(Dataset listings of figures)
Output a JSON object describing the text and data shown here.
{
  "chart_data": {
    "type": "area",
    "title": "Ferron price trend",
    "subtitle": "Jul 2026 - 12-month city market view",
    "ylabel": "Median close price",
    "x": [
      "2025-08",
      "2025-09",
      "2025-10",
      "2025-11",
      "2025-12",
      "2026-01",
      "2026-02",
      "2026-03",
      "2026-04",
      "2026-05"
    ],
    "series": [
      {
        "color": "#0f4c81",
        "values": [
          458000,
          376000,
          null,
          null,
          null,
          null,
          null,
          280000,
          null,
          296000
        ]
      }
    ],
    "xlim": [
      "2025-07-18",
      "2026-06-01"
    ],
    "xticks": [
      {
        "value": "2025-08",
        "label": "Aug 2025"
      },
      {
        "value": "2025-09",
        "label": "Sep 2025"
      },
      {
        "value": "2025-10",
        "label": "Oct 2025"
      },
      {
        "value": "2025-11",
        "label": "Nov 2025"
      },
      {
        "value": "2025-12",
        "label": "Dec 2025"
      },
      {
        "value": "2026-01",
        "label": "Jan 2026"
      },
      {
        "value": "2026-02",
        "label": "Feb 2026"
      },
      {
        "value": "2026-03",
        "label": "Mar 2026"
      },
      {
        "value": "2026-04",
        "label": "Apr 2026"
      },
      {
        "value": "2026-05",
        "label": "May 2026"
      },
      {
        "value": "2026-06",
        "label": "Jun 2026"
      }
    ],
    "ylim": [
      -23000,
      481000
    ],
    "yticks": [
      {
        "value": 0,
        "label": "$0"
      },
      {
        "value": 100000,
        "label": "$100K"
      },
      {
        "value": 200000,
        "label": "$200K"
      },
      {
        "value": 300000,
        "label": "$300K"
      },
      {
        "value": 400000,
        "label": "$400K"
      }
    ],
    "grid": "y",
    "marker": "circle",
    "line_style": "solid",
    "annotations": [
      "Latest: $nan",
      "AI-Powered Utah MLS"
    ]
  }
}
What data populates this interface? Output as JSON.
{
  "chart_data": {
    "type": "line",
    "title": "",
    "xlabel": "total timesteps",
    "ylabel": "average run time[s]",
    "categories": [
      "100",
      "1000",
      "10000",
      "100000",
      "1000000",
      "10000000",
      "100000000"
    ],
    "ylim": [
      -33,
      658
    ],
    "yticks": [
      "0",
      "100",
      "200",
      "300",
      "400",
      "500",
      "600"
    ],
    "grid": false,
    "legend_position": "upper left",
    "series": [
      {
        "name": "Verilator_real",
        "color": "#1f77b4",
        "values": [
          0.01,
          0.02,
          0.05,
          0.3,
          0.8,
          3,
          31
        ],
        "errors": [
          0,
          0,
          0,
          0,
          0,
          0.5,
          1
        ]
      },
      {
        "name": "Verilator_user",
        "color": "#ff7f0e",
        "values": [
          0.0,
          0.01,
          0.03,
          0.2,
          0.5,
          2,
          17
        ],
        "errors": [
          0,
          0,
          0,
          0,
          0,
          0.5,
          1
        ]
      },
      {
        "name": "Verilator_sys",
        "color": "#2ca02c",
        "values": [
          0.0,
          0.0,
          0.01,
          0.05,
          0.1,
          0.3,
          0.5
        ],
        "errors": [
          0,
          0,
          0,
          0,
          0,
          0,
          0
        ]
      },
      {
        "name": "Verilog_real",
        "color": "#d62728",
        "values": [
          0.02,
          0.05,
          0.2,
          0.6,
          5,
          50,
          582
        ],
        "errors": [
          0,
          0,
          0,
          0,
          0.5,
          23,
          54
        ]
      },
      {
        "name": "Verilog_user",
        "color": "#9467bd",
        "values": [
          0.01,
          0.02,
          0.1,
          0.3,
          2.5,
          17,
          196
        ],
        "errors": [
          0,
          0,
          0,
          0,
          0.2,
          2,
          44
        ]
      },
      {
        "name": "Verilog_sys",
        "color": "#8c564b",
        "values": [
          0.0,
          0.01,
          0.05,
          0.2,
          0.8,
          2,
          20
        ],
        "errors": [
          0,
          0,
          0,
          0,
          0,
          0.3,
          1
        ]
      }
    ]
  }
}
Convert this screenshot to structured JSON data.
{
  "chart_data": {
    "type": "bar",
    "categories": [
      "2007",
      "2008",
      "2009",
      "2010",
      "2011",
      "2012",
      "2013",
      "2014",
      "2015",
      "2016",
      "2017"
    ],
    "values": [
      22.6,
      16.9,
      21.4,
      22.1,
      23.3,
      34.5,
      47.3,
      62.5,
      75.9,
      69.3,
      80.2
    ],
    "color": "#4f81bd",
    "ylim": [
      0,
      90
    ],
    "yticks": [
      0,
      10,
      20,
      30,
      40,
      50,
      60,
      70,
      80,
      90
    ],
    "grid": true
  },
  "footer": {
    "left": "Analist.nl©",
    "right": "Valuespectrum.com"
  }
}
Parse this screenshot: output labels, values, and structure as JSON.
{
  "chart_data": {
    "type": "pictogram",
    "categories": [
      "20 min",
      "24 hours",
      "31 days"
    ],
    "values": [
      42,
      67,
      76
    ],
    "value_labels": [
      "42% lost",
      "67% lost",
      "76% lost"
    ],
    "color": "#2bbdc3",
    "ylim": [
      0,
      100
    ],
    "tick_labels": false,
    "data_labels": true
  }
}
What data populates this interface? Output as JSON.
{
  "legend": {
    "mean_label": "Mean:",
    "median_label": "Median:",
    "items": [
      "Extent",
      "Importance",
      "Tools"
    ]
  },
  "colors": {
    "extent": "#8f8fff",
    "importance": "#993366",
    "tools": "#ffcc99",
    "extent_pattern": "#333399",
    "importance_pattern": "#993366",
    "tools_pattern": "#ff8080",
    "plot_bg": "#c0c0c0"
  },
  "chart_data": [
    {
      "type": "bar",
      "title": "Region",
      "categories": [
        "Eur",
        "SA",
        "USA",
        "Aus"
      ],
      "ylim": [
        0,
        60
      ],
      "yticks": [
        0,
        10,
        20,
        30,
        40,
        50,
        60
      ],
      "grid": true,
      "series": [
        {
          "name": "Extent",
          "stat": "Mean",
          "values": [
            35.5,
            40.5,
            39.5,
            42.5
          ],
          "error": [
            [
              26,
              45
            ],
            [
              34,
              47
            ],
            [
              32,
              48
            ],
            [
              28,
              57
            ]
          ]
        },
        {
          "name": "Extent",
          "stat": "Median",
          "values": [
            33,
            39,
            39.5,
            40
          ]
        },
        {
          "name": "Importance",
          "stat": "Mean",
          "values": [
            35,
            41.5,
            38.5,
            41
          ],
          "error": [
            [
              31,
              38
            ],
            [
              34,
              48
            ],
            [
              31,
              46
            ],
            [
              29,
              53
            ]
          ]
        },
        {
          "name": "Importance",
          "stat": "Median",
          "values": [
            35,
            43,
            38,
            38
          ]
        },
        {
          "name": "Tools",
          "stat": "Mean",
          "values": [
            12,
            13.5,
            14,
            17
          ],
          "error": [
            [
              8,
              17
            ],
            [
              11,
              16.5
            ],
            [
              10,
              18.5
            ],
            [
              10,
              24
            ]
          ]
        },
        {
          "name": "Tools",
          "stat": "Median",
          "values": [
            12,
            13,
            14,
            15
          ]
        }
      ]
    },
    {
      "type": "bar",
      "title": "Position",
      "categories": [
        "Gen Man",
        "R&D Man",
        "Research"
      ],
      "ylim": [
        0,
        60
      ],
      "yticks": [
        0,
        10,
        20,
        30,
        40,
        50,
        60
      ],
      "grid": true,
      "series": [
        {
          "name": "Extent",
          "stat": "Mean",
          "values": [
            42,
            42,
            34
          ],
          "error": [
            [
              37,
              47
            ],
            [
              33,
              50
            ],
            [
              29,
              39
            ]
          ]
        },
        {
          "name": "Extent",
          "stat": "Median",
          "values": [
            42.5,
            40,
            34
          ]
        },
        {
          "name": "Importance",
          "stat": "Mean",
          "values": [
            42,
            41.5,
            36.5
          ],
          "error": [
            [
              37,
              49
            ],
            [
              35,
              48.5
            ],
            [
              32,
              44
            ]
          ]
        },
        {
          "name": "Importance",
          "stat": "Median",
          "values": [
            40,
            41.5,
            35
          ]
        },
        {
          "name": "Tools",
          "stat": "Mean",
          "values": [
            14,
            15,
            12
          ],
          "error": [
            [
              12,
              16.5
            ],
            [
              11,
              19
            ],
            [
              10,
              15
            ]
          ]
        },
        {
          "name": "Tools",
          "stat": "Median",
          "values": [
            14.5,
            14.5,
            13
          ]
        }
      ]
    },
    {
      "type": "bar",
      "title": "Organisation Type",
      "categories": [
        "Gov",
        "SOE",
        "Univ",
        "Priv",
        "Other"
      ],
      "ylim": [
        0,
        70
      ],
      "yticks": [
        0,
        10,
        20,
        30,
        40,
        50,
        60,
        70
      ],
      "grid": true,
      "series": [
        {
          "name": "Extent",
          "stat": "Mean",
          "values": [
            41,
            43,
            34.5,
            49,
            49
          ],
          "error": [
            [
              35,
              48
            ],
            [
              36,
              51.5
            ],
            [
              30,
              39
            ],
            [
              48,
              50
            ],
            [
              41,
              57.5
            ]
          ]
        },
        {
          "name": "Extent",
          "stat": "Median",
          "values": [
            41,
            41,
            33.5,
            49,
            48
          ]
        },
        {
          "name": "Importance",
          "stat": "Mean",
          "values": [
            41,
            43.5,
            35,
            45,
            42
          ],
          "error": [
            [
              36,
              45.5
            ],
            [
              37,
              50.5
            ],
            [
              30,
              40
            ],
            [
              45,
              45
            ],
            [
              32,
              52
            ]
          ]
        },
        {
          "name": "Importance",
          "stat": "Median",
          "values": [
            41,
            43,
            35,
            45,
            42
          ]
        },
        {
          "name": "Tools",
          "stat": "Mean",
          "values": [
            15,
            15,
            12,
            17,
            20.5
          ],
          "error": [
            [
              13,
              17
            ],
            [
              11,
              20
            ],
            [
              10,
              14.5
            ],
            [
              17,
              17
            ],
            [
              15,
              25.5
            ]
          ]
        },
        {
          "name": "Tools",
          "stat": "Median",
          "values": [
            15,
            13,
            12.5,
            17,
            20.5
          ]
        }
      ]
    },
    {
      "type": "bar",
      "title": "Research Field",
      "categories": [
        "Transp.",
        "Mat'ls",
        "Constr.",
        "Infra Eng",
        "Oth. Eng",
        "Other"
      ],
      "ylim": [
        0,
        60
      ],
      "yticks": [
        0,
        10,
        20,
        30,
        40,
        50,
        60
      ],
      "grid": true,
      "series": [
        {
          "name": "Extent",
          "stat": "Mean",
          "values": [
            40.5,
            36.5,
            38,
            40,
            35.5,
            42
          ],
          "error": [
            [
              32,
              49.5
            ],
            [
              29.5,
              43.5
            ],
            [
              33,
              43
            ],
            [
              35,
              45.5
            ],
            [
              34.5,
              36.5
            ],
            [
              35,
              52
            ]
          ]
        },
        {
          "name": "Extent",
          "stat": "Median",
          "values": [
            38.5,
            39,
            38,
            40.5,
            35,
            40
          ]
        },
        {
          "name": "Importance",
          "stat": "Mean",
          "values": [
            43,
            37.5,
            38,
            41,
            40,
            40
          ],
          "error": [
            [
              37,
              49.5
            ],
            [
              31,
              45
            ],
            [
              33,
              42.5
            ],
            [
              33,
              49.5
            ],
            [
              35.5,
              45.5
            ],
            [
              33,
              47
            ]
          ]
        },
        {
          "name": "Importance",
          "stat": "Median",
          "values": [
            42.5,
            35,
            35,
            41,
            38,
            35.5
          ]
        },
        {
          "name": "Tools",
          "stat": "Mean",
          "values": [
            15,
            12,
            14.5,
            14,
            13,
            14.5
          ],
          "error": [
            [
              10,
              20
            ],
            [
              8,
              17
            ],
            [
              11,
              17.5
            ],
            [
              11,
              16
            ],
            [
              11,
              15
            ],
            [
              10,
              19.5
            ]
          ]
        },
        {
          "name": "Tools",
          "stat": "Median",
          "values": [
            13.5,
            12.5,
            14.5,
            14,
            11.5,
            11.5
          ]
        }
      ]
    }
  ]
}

### SHORT TASK:
Extract all lines from the material above that include the word "JSON".

### THE RESPONSE:
Output a JSON object describing the text and data shown here.
What data populates this interface? Output as JSON.
Convert this screenshot to structured JSON data.
Parse this screenshot: output labels, values, and structure as JSON.
What data populates this interface? Output as JSON.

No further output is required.